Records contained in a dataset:
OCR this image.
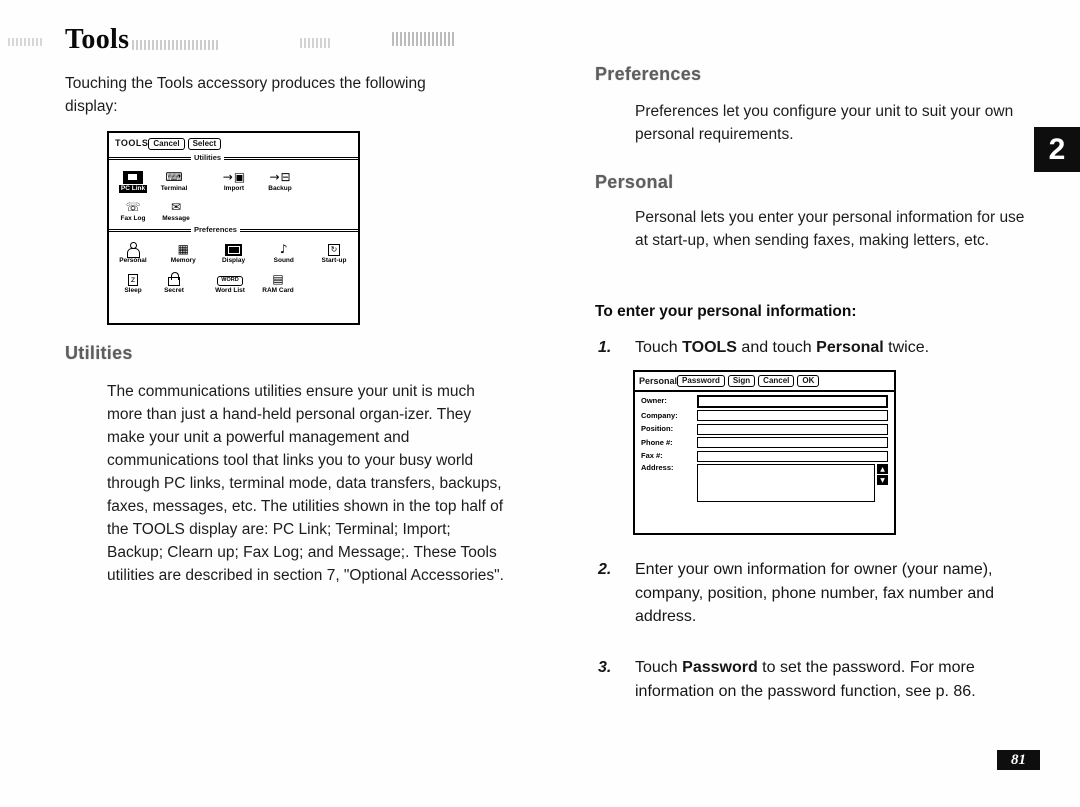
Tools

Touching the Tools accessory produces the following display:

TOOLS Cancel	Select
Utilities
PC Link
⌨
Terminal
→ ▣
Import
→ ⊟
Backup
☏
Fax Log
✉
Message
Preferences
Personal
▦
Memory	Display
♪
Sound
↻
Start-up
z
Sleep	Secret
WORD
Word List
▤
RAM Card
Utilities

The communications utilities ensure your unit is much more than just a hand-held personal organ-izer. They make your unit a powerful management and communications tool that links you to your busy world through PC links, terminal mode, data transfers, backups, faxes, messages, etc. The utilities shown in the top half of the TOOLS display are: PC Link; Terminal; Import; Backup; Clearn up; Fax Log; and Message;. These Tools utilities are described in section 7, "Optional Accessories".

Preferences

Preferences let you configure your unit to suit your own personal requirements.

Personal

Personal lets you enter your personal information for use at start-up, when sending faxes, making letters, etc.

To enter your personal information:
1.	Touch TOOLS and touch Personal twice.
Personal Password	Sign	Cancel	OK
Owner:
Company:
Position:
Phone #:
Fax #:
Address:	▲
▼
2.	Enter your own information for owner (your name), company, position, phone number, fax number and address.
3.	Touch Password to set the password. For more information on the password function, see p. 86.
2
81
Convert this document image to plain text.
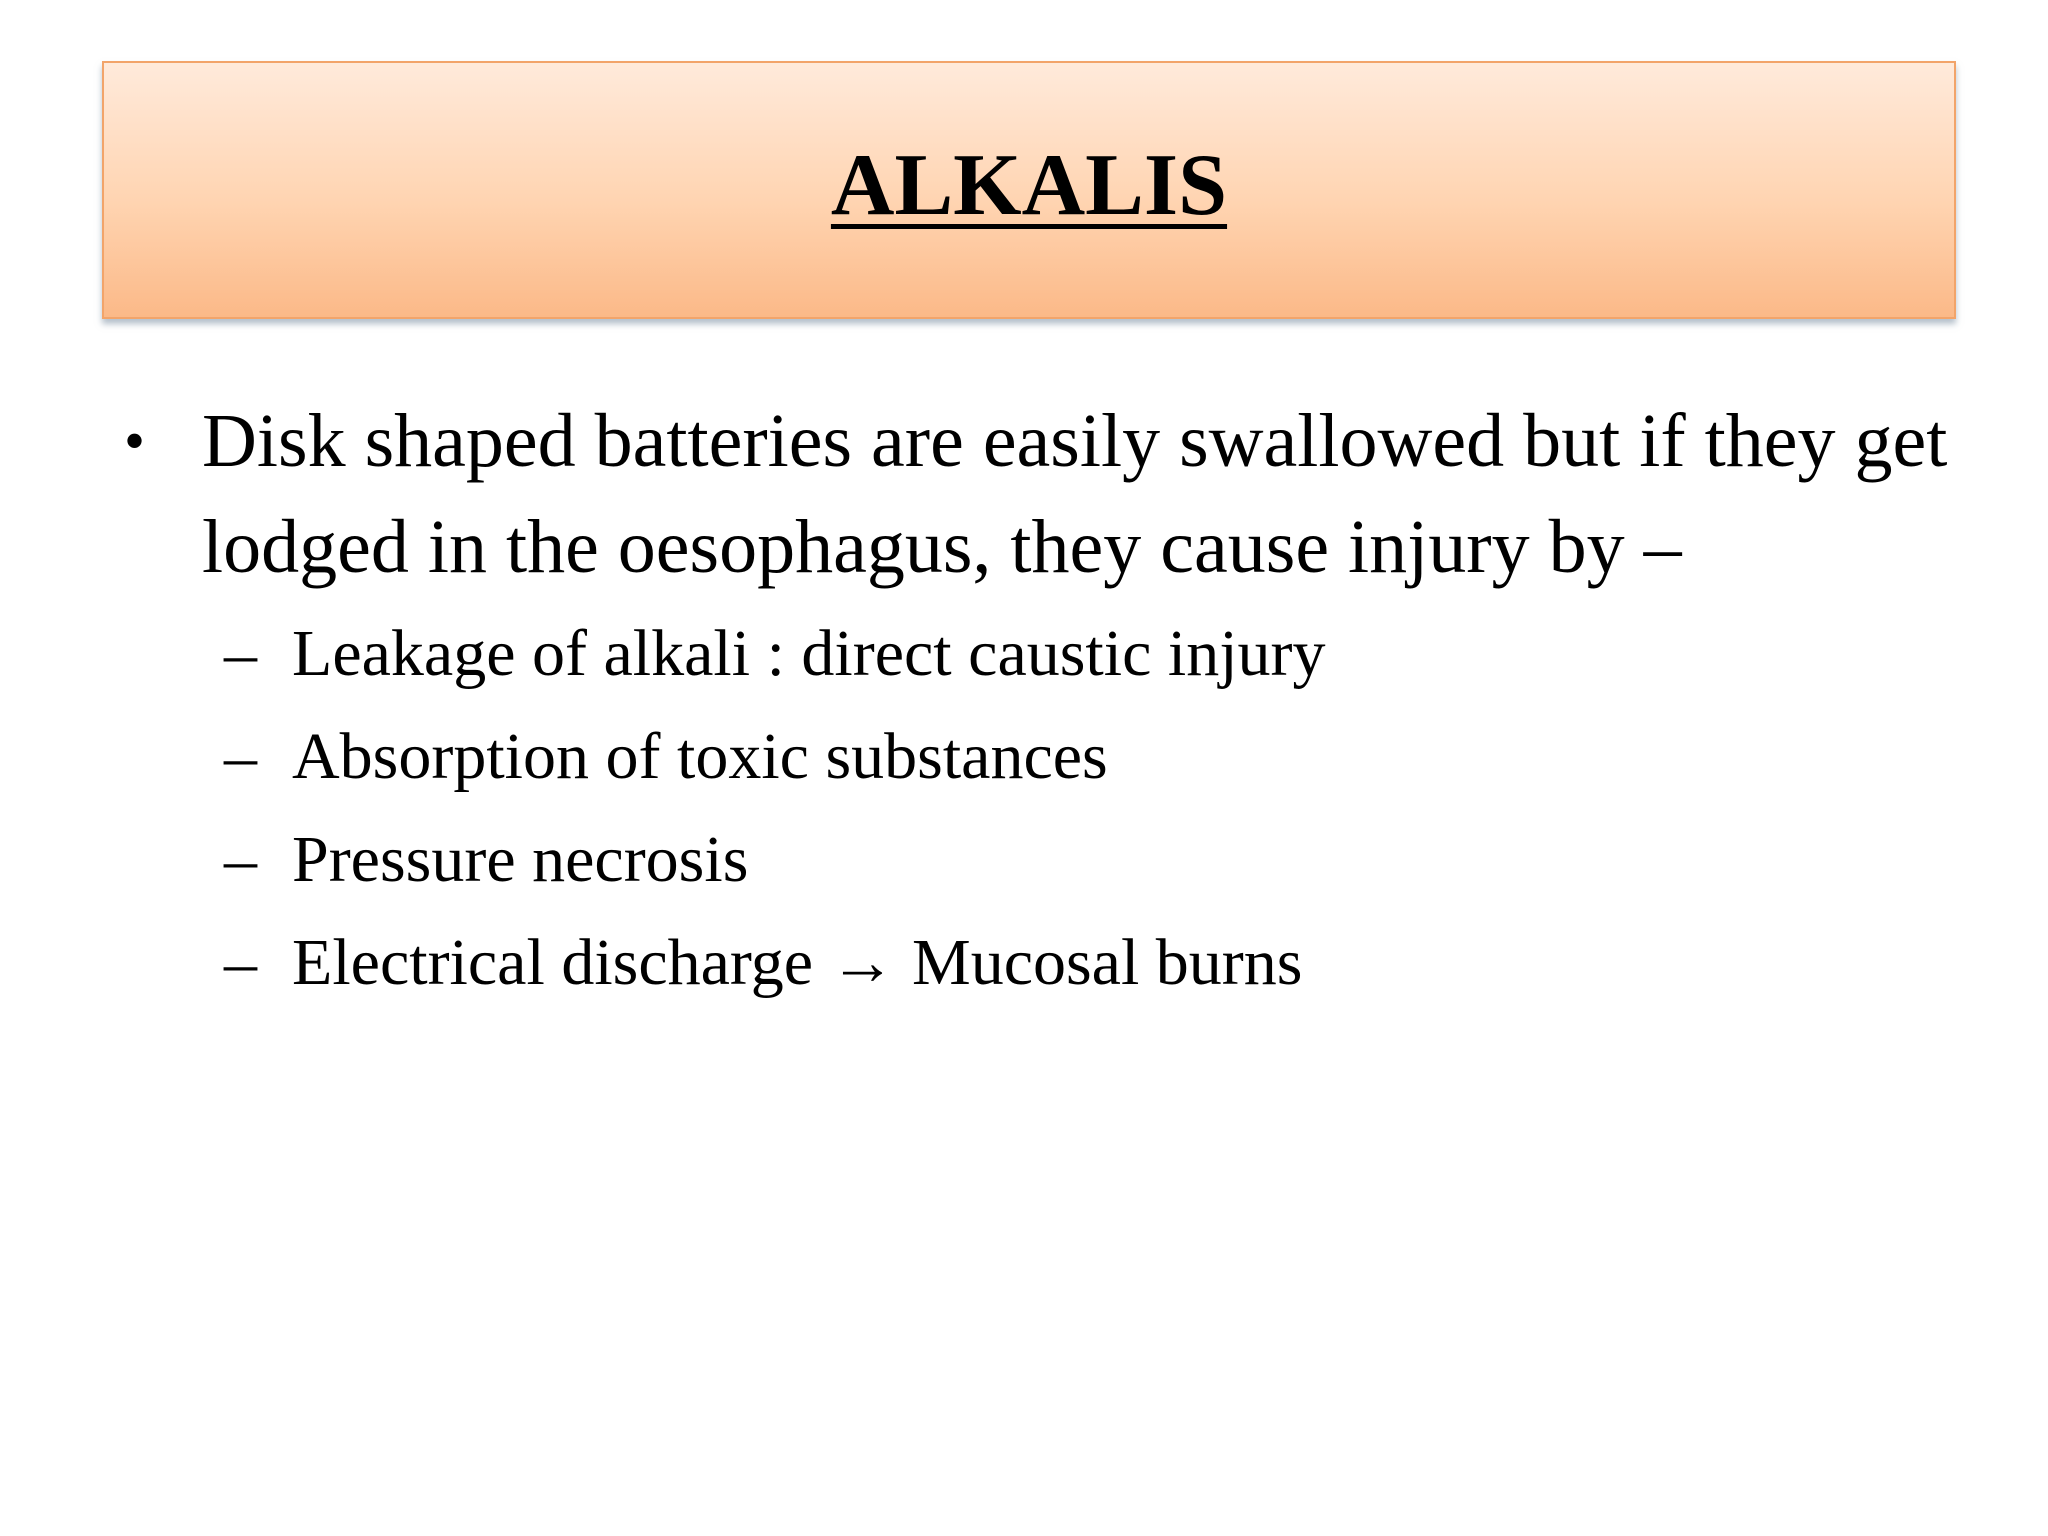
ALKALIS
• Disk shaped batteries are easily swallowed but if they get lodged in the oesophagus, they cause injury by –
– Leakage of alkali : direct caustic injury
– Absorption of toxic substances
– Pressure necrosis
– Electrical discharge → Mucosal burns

== TASK TO CARRY OUT ==
Can you restate all the records above word for word while dropping the pictures?

== FULL RESPONSE ==
OCR this image.
Tools

Touching the Tools accessory produces the following display:

TOOLS Cancel	Select
Utilities
PC Link
⌨
Terminal
→ ▣
Import
→ ⊟
Backup
☏
Fax Log
✉
Message
Preferences
Personal
▦
Memory	Display
♪
Sound
↻
Start-up
z
Sleep	Secret
WORD
Word List
▤
RAM Card
Utilities

The communications utilities ensure your unit is much more than just a hand-held personal organ-izer. They make your unit a powerful management and communications tool that links you to your busy world through PC links, terminal mode, data transfers, backups, faxes, messages, etc. The utilities shown in the top half of the TOOLS display are: PC Link; Terminal; Import; Backup; Clearn up; Fax Log; and Message;. These Tools utilities are described in section 7, "Optional Accessories".

Preferences

Preferences let you configure your unit to suit your own personal requirements.

Personal

Personal lets you enter your personal information for use at start-up, when sending faxes, making letters, etc.

To enter your personal information:
1.	Touch TOOLS and touch Personal twice.
Personal Password	Sign	Cancel	OK
Owner:
Company:
Position:
Phone #:
Fax #:
Address:	▲
▼
2.	Enter your own information for owner (your name), company, position, phone number, fax number and address.
3.	Touch Password to set the password. For more information on the password function, see p. 86.
2
81
Convert this document image to plain text.
ALKALIS
• Disk shaped batteries are easily swallowed but if they get lodged in the oesophagus, they cause injury by –
– Leakage of alkali : direct caustic injury
– Absorption of toxic substances
– Pressure necrosis
– Electrical discharge → Mucosal burns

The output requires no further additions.